** EXERCISE DESCRIPTION **
Copy the data exactly; pictures stay out of the copy.

======

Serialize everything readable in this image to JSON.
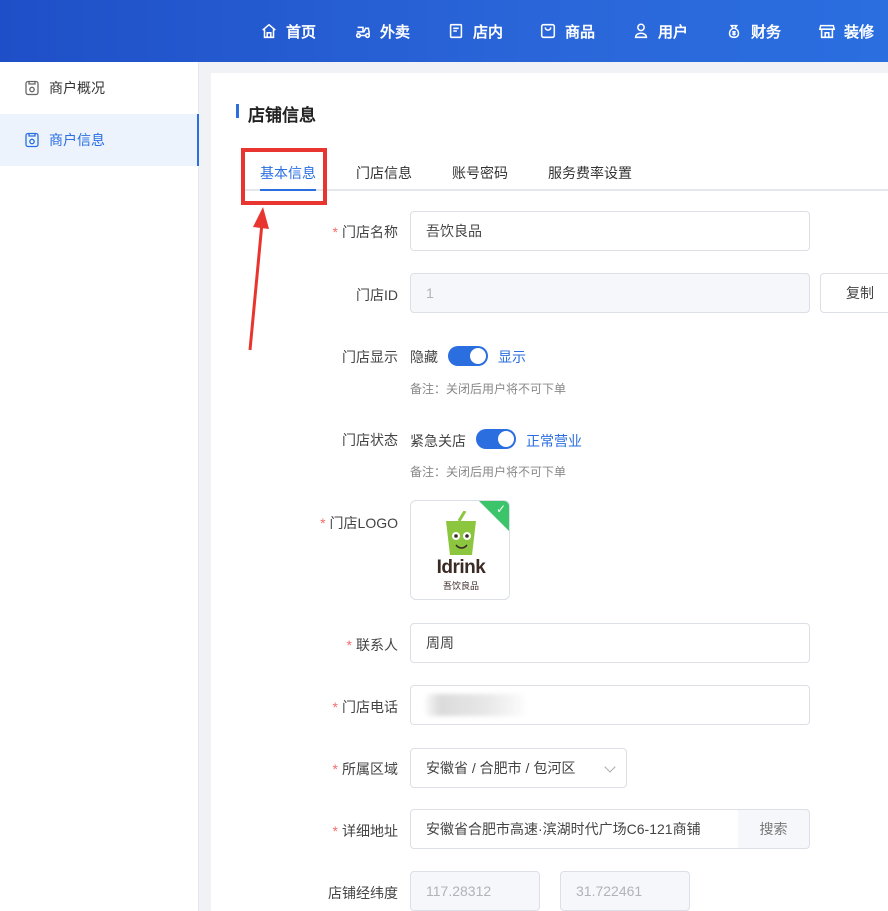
{
  "nav": {
    "items": [
      {
        "label": "首页",
        "icon": "home-icon"
      },
      {
        "label": "外卖",
        "icon": "delivery-icon"
      },
      {
        "label": "店内",
        "icon": "store-inside-icon"
      },
      {
        "label": "商品",
        "icon": "goods-icon"
      },
      {
        "label": "用户",
        "icon": "user-icon"
      },
      {
        "label": "财务",
        "icon": "finance-icon"
      },
      {
        "label": "装修",
        "icon": "decoration-icon"
      }
    ]
  },
  "sidebar": {
    "items": [
      {
        "label": "商户概况",
        "active": false
      },
      {
        "label": "商户信息",
        "active": true
      }
    ]
  },
  "page": {
    "title": "店铺信息"
  },
  "tabs": [
    {
      "label": "基本信息",
      "active": true
    },
    {
      "label": "门店信息",
      "active": false
    },
    {
      "label": "账号密码",
      "active": false
    },
    {
      "label": "服务费率设置",
      "active": false
    }
  ],
  "form": {
    "store_name": {
      "label": "门店名称",
      "required": "*",
      "value": "吾饮良品"
    },
    "store_id": {
      "label": "门店ID",
      "value": "1",
      "copy_label": "复制"
    },
    "store_display": {
      "label": "门店显示",
      "off_label": "隐藏",
      "on_label": "显示",
      "note": "备注：关闭后用户将不可下单"
    },
    "store_status": {
      "label": "门店状态",
      "off_label": "紧急关店",
      "on_label": "正常营业",
      "note": "备注：关闭后用户将不可下单"
    },
    "store_logo": {
      "label": "门店LOGO",
      "required": "*",
      "logo_text": "Idrink",
      "logo_sub": "吾饮良品"
    },
    "contact": {
      "label": "联系人",
      "required": "*",
      "value": "周周"
    },
    "phone": {
      "label": "门店电话",
      "required": "*"
    },
    "region": {
      "label": "所属区域",
      "required": "*",
      "value": "安徽省 / 合肥市 / 包河区"
    },
    "address": {
      "label": "详细地址",
      "required": "*",
      "value": "安徽省合肥市高速·滨湖时代广场C6-121商铺",
      "search_label": "搜索"
    },
    "coords": {
      "label": "店铺经纬度",
      "lng": "117.28312",
      "lat": "31.722461"
    }
  },
  "colors": {
    "accent": "#2a6ee0",
    "highlight": "#e8352f"
  }
}
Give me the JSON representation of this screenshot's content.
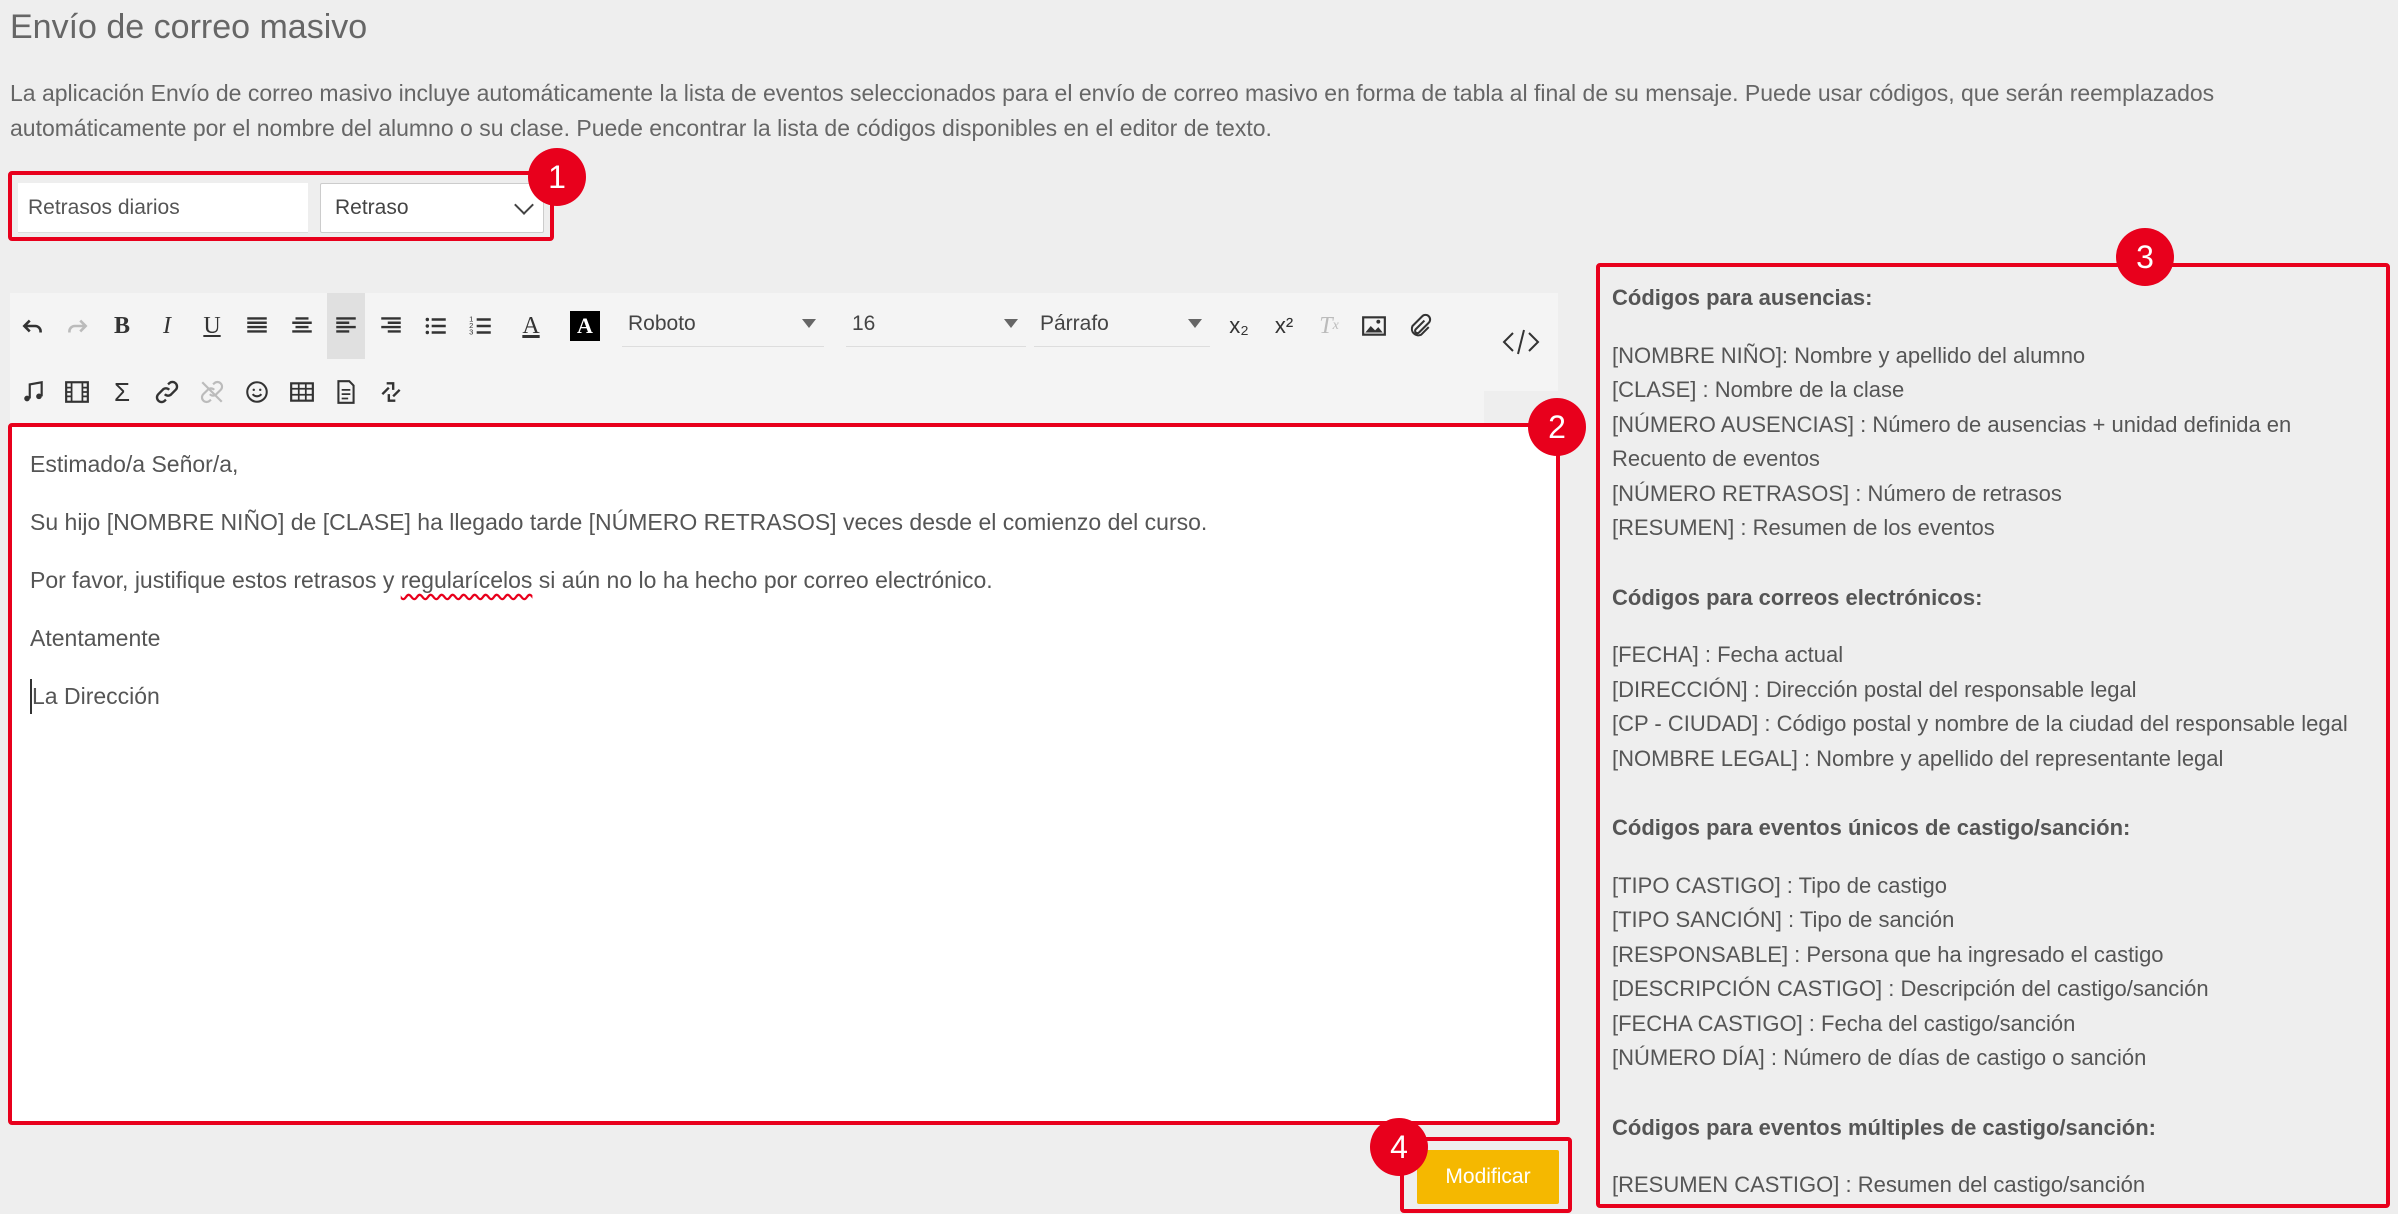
{
  "page": {
    "title": "Envío de correo masivo",
    "intro": "La aplicación Envío de correo masivo incluye automáticamente la lista de eventos seleccionados para el envío de correo masivo en forma de tabla al final de su mensaje. Puede usar códigos, que serán reemplazados automáticamente por el nombre del alumno o su clase. Puede encontrar la lista de códigos disponibles en el editor de texto."
  },
  "form": {
    "name_value": "Retrasos diarios",
    "type_value": "Retraso"
  },
  "toolbar": {
    "font_family": "Roboto",
    "font_size": "16",
    "paragraph_format": "Párrafo",
    "subscript_label": "x₂",
    "superscript_label": "x²"
  },
  "editor": {
    "greeting": "Estimado/a Señor/a,",
    "line1": "Su hijo [NOMBRE NIÑO] de [CLASE] ha llegado tarde [NÚMERO RETRASOS] veces desde el comienzo del curso.",
    "line2_before": "Por favor, justifique estos retrasos y ",
    "line2_misspelled": "regularícelos",
    "line2_after": " si aún no lo ha hecho por correo electrónico.",
    "closing": "Atentamente",
    "signature": "La Dirección"
  },
  "codes": {
    "absences": {
      "heading": "Códigos para ausencias:",
      "lines": [
        "[NOMBRE NIÑO]: Nombre y apellido del alumno",
        "[CLASE] : Nombre de la clase",
        "[NÚMERO AUSENCIAS] : Número de ausencias + unidad definida en Recuento de eventos",
        "[NÚMERO RETRASOS] : Número de retrasos",
        "[RESUMEN] : Resumen de los eventos"
      ]
    },
    "emails": {
      "heading": "Códigos para correos electrónicos:",
      "lines": [
        "[FECHA] : Fecha actual",
        "[DIRECCIÓN] : Dirección postal del responsable legal",
        "[CP - CIUDAD] : Código postal y nombre de la ciudad del responsable legal",
        "[NOMBRE LEGAL] : Nombre y apellido del representante legal"
      ]
    },
    "single_punishment": {
      "heading": "Códigos para eventos únicos de castigo/sanción:",
      "lines": [
        "[TIPO CASTIGO] : Tipo de castigo",
        "[TIPO SANCIÓN] : Tipo de sanción",
        "[RESPONSABLE] : Persona que ha ingresado el castigo",
        "[DESCRIPCIÓN CASTIGO] : Descripción del castigo/sanción",
        "[FECHA CASTIGO] : Fecha del castigo/sanción",
        "[NÚMERO DÍA] : Número de días de castigo o sanción"
      ]
    },
    "multiple_punishment": {
      "heading": "Códigos para eventos múltiples de castigo/sanción:",
      "lines": [
        "[RESUMEN CASTIGO] : Resumen del castigo/sanción"
      ]
    }
  },
  "actions": {
    "modify_label": "Modificar"
  },
  "callouts": {
    "one": "1",
    "two": "2",
    "three": "3",
    "four": "4"
  },
  "colors": {
    "highlight": "#e8001c",
    "button": "#f5b800",
    "background": "#eeeeee"
  }
}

======

** TASK ANSWER **
Serialize everything readable in this image to JSON.
{
  "nav": {
    "items": [
      {
        "label": "首页",
        "icon": "home-icon"
      },
      {
        "label": "外卖",
        "icon": "delivery-icon"
      },
      {
        "label": "店内",
        "icon": "store-inside-icon"
      },
      {
        "label": "商品",
        "icon": "goods-icon"
      },
      {
        "label": "用户",
        "icon": "user-icon"
      },
      {
        "label": "财务",
        "icon": "finance-icon"
      },
      {
        "label": "装修",
        "icon": "decoration-icon"
      }
    ]
  },
  "sidebar": {
    "items": [
      {
        "label": "商户概况",
        "active": false
      },
      {
        "label": "商户信息",
        "active": true
      }
    ]
  },
  "page": {
    "title": "店铺信息"
  },
  "tabs": [
    {
      "label": "基本信息",
      "active": true
    },
    {
      "label": "门店信息",
      "active": false
    },
    {
      "label": "账号密码",
      "active": false
    },
    {
      "label": "服务费率设置",
      "active": false
    }
  ],
  "form": {
    "store_name": {
      "label": "门店名称",
      "required": "*",
      "value": "吾饮良品"
    },
    "store_id": {
      "label": "门店ID",
      "value": "1",
      "copy_label": "复制"
    },
    "store_display": {
      "label": "门店显示",
      "off_label": "隐藏",
      "on_label": "显示",
      "note": "备注：关闭后用户将不可下单"
    },
    "store_status": {
      "label": "门店状态",
      "off_label": "紧急关店",
      "on_label": "正常营业",
      "note": "备注：关闭后用户将不可下单"
    },
    "store_logo": {
      "label": "门店LOGO",
      "required": "*",
      "logo_text": "Idrink",
      "logo_sub": "吾饮良品"
    },
    "contact": {
      "label": "联系人",
      "required": "*",
      "value": "周周"
    },
    "phone": {
      "label": "门店电话",
      "required": "*"
    },
    "region": {
      "label": "所属区域",
      "required": "*",
      "value": "安徽省 / 合肥市 / 包河区"
    },
    "address": {
      "label": "详细地址",
      "required": "*",
      "value": "安徽省合肥市高速·滨湖时代广场C6-121商铺",
      "search_label": "搜索"
    },
    "coords": {
      "label": "店铺经纬度",
      "lng": "117.28312",
      "lat": "31.722461"
    }
  },
  "colors": {
    "accent": "#2a6ee0",
    "highlight": "#e8352f"
  }
}
Give me the JSON representation of this screenshot's content.
{
  "page": {
    "title": "Envío de correo masivo",
    "intro": "La aplicación Envío de correo masivo incluye automáticamente la lista de eventos seleccionados para el envío de correo masivo en forma de tabla al final de su mensaje. Puede usar códigos, que serán reemplazados automáticamente por el nombre del alumno o su clase. Puede encontrar la lista de códigos disponibles en el editor de texto."
  },
  "form": {
    "name_value": "Retrasos diarios",
    "type_value": "Retraso"
  },
  "toolbar": {
    "font_family": "Roboto",
    "font_size": "16",
    "paragraph_format": "Párrafo",
    "subscript_label": "x₂",
    "superscript_label": "x²"
  },
  "editor": {
    "greeting": "Estimado/a Señor/a,",
    "line1": "Su hijo [NOMBRE NIÑO] de [CLASE] ha llegado tarde [NÚMERO RETRASOS] veces desde el comienzo del curso.",
    "line2_before": "Por favor, justifique estos retrasos y ",
    "line2_misspelled": "regularícelos",
    "line2_after": " si aún no lo ha hecho por correo electrónico.",
    "closing": "Atentamente",
    "signature": "La Dirección"
  },
  "codes": {
    "absences": {
      "heading": "Códigos para ausencias:",
      "lines": [
        "[NOMBRE NIÑO]: Nombre y apellido del alumno",
        "[CLASE] : Nombre de la clase",
        "[NÚMERO AUSENCIAS] : Número de ausencias + unidad definida en Recuento de eventos",
        "[NÚMERO RETRASOS] : Número de retrasos",
        "[RESUMEN] : Resumen de los eventos"
      ]
    },
    "emails": {
      "heading": "Códigos para correos electrónicos:",
      "lines": [
        "[FECHA] : Fecha actual",
        "[DIRECCIÓN] : Dirección postal del responsable legal",
        "[CP - CIUDAD] : Código postal y nombre de la ciudad del responsable legal",
        "[NOMBRE LEGAL] : Nombre y apellido del representante legal"
      ]
    },
    "single_punishment": {
      "heading": "Códigos para eventos únicos de castigo/sanción:",
      "lines": [
        "[TIPO CASTIGO] : Tipo de castigo",
        "[TIPO SANCIÓN] : Tipo de sanción",
        "[RESPONSABLE] : Persona que ha ingresado el castigo",
        "[DESCRIPCIÓN CASTIGO] : Descripción del castigo/sanción",
        "[FECHA CASTIGO] : Fecha del castigo/sanción",
        "[NÚMERO DÍA] : Número de días de castigo o sanción"
      ]
    },
    "multiple_punishment": {
      "heading": "Códigos para eventos múltiples de castigo/sanción:",
      "lines": [
        "[RESUMEN CASTIGO] : Resumen del castigo/sanción"
      ]
    }
  },
  "actions": {
    "modify_label": "Modificar"
  },
  "callouts": {
    "one": "1",
    "two": "2",
    "three": "3",
    "four": "4"
  },
  "colors": {
    "highlight": "#e8001c",
    "button": "#f5b800",
    "background": "#eeeeee"
  }
}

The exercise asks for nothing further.